Task requirements: Could you copy every line from the material below in which "любых" appears?

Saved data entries
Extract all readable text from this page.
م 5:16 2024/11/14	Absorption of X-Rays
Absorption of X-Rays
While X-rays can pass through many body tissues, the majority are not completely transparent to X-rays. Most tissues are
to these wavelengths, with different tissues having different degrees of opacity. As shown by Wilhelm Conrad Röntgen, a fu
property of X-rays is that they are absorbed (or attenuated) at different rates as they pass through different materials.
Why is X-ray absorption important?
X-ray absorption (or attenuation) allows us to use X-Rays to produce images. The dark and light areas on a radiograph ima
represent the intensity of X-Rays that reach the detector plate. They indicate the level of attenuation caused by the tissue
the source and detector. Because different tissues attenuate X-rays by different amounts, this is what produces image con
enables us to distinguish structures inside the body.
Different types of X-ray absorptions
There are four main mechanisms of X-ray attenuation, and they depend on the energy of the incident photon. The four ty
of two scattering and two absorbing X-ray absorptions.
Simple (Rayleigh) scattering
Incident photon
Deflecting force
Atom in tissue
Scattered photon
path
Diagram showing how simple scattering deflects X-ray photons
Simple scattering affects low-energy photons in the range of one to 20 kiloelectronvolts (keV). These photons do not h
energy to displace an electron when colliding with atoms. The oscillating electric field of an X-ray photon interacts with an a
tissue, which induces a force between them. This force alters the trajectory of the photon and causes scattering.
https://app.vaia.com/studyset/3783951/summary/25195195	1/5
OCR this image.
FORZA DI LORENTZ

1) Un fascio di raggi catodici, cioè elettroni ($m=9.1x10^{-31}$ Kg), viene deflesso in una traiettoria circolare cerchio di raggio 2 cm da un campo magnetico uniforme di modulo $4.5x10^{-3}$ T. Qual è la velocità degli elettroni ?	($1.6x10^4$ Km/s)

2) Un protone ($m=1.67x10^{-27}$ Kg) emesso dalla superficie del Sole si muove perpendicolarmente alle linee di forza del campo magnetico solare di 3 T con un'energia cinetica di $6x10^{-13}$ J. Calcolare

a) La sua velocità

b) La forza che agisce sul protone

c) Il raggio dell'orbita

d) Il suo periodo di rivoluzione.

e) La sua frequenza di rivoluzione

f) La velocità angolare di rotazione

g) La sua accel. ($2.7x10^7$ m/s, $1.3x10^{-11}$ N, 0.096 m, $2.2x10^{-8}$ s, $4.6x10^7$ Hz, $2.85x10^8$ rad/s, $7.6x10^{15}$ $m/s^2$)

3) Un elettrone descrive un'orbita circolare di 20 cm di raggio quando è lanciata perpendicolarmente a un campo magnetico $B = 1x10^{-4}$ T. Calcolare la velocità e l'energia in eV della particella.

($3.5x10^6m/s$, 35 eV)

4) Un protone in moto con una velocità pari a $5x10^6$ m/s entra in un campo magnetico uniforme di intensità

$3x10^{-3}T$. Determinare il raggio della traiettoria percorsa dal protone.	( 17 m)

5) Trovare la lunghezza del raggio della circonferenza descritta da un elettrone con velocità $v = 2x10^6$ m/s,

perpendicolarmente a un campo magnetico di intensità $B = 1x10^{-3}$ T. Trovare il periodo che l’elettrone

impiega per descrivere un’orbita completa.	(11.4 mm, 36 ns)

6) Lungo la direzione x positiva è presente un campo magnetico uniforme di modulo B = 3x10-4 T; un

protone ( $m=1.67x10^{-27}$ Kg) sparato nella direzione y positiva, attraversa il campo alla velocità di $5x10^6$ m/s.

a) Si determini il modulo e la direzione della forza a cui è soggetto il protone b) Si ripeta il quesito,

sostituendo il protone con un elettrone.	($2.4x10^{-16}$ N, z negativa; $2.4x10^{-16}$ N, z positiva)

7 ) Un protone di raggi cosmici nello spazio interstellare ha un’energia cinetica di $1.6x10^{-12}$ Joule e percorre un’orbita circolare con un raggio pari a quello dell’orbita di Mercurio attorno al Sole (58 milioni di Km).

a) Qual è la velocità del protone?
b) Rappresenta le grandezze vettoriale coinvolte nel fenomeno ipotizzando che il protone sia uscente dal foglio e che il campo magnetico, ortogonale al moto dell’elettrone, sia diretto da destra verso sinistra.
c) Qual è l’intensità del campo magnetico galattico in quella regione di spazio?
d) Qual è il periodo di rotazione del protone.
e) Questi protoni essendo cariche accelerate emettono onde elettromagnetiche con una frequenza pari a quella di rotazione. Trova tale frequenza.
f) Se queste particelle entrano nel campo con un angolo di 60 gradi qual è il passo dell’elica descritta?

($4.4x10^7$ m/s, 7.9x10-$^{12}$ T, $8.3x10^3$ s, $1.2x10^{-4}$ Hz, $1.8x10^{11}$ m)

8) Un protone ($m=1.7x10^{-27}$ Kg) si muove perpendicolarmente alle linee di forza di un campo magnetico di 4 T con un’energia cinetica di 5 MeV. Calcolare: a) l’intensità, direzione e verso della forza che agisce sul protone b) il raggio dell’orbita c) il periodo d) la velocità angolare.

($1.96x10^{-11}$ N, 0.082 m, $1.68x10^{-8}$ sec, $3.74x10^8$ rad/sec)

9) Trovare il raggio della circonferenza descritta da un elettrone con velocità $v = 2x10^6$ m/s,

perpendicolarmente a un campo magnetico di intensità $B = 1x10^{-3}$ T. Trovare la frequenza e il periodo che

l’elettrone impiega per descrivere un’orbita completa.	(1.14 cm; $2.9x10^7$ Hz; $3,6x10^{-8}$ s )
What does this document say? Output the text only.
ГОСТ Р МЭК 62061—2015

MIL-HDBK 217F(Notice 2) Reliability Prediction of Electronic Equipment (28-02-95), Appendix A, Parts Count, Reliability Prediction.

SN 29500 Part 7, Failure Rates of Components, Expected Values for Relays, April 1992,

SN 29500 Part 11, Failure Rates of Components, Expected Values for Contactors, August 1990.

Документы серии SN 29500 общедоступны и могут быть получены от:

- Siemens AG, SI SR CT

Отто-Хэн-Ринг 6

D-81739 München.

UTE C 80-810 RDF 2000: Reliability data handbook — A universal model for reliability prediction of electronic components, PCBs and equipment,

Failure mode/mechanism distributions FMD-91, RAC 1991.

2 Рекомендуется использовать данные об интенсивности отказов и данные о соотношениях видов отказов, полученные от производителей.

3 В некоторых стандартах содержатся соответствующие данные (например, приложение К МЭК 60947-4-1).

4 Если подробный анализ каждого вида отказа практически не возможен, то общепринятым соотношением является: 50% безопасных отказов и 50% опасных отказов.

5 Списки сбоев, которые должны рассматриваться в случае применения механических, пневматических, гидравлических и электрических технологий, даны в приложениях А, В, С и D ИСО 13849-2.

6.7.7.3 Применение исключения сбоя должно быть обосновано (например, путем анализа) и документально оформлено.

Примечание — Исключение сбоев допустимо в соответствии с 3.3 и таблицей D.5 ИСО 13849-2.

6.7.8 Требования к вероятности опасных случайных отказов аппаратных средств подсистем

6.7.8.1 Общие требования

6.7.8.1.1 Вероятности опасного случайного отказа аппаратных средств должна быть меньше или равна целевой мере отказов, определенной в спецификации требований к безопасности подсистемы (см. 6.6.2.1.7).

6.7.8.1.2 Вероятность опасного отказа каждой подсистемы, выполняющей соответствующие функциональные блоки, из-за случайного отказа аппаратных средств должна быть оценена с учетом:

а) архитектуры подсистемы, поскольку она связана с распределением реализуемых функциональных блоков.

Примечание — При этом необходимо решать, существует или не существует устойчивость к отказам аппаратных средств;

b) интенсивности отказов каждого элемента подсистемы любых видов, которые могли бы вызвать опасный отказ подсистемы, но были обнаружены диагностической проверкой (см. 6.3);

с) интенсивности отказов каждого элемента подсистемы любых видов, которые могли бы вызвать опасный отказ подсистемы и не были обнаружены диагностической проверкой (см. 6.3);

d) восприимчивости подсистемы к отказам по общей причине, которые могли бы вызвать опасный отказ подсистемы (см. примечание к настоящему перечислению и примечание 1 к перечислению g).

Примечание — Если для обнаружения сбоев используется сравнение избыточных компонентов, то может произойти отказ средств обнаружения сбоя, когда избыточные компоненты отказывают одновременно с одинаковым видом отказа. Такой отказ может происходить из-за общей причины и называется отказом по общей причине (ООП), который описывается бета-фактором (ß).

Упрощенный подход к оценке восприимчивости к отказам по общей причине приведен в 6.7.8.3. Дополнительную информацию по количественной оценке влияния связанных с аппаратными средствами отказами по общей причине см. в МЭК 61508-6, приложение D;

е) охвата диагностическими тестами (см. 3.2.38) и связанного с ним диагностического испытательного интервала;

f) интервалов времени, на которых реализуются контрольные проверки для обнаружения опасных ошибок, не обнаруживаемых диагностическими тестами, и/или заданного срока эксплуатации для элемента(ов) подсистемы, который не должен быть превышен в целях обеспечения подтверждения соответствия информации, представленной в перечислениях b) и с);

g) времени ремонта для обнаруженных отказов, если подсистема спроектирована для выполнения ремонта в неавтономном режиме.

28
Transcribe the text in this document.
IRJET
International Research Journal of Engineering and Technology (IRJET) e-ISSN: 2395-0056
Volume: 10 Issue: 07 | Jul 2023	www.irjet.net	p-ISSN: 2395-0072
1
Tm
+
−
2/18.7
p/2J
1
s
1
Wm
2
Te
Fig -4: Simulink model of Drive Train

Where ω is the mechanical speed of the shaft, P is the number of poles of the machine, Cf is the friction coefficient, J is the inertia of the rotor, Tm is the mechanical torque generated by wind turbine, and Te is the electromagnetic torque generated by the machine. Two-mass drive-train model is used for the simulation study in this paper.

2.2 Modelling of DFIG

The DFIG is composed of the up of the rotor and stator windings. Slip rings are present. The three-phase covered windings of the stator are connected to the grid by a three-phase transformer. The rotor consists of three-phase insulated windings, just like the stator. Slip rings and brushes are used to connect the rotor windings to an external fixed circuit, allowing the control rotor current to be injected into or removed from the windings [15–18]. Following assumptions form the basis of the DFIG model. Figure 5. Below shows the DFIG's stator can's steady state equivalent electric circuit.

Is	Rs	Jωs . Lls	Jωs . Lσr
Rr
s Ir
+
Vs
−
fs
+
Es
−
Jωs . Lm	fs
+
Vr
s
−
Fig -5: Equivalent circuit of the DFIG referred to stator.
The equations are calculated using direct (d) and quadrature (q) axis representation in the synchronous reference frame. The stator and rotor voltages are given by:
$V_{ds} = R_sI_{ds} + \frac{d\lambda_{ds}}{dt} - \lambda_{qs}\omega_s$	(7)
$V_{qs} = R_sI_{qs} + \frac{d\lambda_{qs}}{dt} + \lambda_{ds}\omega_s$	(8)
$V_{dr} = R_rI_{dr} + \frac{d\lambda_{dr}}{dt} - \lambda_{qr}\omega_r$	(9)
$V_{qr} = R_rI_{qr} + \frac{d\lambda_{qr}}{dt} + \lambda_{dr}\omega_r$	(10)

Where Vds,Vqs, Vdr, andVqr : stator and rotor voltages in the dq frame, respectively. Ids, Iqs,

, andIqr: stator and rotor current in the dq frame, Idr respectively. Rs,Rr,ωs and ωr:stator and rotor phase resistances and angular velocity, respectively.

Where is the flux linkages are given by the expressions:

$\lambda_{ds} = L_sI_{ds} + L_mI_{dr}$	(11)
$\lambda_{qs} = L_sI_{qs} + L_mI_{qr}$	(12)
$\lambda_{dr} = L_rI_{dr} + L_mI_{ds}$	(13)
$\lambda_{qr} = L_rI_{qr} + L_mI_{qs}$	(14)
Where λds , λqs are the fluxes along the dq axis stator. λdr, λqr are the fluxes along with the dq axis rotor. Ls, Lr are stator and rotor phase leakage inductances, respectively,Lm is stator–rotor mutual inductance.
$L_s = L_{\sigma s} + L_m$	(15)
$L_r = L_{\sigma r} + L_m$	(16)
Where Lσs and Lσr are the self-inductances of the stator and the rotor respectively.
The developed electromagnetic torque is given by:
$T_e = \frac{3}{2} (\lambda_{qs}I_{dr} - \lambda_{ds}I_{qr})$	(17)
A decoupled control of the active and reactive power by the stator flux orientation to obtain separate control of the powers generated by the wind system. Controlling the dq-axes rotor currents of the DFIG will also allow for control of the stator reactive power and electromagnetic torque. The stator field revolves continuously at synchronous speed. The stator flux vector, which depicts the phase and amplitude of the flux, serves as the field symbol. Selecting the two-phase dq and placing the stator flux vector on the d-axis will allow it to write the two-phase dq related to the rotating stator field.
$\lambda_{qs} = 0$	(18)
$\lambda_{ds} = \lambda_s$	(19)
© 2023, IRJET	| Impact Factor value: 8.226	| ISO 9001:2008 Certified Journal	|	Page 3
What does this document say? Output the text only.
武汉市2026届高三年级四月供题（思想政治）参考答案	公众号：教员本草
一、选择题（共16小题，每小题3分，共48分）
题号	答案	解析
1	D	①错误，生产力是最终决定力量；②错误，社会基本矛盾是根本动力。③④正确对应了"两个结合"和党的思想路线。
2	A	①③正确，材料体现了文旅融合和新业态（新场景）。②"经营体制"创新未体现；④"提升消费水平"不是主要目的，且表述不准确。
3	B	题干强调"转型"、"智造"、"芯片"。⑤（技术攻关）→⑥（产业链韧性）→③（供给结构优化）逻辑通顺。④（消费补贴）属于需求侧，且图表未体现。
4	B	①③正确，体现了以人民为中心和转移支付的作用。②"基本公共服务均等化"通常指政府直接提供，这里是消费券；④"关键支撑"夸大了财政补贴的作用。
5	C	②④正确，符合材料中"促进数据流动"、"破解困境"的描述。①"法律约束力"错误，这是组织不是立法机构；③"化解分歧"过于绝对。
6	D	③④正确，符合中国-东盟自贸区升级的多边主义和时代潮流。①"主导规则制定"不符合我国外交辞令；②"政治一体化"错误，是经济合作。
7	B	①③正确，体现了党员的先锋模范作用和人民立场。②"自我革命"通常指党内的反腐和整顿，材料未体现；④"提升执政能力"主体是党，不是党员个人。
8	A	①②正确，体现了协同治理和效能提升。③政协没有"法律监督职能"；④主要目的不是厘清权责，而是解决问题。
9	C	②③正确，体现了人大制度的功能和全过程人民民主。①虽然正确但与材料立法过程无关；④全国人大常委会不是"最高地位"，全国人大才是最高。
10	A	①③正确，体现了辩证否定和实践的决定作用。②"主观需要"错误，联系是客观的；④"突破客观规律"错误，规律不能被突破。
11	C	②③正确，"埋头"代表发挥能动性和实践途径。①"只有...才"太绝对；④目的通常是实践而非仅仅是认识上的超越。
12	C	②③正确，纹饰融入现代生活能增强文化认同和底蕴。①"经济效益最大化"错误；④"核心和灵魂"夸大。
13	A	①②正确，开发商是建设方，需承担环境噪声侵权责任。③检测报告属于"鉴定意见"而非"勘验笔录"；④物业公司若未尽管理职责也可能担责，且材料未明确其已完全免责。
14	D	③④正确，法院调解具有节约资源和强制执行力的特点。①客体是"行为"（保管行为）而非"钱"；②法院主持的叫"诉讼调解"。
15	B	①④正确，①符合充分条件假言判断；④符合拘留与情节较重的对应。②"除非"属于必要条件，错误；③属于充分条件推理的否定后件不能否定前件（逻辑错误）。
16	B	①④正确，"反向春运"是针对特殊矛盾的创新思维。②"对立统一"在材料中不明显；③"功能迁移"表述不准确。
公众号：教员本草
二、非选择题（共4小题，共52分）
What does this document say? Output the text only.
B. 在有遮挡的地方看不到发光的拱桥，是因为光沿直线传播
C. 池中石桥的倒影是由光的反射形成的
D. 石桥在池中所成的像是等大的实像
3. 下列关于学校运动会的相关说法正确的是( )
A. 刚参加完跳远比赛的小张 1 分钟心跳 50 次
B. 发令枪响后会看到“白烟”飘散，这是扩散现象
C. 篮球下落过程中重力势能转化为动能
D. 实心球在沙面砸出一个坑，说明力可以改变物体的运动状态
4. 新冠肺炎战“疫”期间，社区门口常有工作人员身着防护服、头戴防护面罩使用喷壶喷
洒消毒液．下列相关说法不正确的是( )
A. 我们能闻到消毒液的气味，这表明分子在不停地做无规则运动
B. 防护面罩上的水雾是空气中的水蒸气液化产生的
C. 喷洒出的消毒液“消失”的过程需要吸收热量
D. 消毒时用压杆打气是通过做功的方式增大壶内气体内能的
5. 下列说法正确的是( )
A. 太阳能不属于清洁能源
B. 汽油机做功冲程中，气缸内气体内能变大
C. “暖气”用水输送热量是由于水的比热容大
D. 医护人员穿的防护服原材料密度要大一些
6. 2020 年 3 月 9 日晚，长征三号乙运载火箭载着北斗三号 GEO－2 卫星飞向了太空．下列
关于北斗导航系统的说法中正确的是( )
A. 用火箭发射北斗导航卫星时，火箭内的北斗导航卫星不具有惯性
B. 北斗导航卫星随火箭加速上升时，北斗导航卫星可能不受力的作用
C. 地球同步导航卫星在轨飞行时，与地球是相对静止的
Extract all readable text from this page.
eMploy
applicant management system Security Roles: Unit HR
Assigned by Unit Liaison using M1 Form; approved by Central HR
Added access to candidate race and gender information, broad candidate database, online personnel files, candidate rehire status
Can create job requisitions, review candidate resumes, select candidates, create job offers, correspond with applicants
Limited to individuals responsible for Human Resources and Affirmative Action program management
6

Expected output:
b) интенсивности отказов каждого элемента подсистемы любых видов, которые могли бы вызвать опасный отказ подсистемы, но были обнаружены диагностической проверкой (см. 6.3);
с) интенсивности отказов каждого элемента подсистемы любых видов, которые могли бы вызвать опасный отказ подсистемы и не были обнаружены диагностической проверкой (см. 6.3);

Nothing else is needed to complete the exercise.